◆ Exercise brief: In the records below, work out how many lines hold the word "化工新材料等". Report the number alone.
++++ Stored rows ++++
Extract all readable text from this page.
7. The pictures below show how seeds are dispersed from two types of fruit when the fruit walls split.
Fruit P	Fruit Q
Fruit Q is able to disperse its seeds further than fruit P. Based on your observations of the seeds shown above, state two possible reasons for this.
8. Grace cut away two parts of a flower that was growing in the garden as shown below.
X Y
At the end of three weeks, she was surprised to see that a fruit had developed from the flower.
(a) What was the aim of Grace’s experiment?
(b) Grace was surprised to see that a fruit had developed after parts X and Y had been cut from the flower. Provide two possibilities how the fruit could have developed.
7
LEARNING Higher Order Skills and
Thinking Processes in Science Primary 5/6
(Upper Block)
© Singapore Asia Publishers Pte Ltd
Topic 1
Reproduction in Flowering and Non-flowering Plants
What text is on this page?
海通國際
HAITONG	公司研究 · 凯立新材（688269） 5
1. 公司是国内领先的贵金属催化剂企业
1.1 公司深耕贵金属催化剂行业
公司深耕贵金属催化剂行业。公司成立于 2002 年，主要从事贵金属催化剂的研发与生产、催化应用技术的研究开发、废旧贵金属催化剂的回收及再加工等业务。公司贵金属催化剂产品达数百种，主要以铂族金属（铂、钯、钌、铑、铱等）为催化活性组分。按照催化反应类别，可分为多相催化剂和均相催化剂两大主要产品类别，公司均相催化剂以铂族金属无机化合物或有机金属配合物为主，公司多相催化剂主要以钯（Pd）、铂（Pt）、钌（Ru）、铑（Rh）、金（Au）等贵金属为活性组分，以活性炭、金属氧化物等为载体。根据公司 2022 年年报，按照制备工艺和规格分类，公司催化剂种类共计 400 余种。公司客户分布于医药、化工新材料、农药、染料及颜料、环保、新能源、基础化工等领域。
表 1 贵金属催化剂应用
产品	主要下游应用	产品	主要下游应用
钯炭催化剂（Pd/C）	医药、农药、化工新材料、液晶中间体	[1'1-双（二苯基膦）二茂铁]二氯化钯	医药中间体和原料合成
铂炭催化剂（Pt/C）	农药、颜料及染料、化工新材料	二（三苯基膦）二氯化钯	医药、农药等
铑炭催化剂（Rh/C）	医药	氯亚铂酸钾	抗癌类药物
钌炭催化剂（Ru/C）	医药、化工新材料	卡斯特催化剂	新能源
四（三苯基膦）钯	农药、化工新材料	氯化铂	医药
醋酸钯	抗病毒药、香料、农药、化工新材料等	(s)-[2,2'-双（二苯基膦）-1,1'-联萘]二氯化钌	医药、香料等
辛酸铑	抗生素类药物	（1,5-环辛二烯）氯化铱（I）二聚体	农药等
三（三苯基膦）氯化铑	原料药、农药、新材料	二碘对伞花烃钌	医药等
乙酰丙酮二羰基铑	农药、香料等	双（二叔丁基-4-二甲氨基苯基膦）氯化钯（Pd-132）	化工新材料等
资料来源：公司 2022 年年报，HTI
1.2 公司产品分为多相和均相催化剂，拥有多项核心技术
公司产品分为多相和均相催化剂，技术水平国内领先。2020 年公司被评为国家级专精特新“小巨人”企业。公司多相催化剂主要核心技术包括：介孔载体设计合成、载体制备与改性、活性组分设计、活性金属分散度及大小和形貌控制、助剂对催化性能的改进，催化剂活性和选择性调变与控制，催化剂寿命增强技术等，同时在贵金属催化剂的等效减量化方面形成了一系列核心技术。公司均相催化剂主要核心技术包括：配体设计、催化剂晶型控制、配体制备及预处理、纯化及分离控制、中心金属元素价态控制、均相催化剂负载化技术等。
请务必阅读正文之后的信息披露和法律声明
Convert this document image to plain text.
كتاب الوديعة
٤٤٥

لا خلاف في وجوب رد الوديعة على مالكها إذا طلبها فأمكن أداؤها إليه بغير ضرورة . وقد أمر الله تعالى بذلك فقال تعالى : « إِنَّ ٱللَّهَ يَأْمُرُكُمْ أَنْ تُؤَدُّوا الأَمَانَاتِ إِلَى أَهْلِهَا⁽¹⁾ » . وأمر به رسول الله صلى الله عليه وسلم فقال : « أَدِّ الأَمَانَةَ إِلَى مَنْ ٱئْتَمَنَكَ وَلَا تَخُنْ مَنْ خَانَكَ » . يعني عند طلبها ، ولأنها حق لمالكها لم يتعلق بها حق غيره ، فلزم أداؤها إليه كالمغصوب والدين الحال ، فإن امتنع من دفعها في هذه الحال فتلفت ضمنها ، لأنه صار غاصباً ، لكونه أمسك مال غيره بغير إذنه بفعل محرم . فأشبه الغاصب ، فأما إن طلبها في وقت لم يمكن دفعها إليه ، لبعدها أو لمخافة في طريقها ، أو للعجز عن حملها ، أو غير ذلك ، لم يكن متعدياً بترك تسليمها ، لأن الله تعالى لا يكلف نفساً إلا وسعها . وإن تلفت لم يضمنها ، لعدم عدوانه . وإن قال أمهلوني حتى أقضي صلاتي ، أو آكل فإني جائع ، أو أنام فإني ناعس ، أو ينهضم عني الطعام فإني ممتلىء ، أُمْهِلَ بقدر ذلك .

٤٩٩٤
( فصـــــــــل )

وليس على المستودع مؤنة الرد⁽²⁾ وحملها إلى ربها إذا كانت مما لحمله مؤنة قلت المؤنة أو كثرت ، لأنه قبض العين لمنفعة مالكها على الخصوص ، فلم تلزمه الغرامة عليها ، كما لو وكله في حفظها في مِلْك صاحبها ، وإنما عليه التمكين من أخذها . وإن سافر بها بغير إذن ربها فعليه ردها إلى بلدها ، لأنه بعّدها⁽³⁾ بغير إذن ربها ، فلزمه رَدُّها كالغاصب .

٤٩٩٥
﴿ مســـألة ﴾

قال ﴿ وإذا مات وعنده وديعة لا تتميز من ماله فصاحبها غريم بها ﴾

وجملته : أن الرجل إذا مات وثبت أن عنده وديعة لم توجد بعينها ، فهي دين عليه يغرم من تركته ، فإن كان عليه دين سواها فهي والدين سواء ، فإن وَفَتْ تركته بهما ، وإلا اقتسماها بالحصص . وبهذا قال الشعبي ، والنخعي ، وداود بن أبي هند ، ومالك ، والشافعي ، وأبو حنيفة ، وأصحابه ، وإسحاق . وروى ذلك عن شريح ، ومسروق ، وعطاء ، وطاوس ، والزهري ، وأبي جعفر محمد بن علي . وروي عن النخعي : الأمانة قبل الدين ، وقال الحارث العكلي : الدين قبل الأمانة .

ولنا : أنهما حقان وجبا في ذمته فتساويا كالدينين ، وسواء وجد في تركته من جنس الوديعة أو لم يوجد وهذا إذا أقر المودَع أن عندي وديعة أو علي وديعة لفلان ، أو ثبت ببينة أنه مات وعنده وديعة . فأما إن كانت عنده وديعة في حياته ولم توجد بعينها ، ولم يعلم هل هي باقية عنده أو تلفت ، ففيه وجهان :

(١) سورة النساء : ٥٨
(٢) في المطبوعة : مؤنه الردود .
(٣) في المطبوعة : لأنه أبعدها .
++++
◆ Response: 2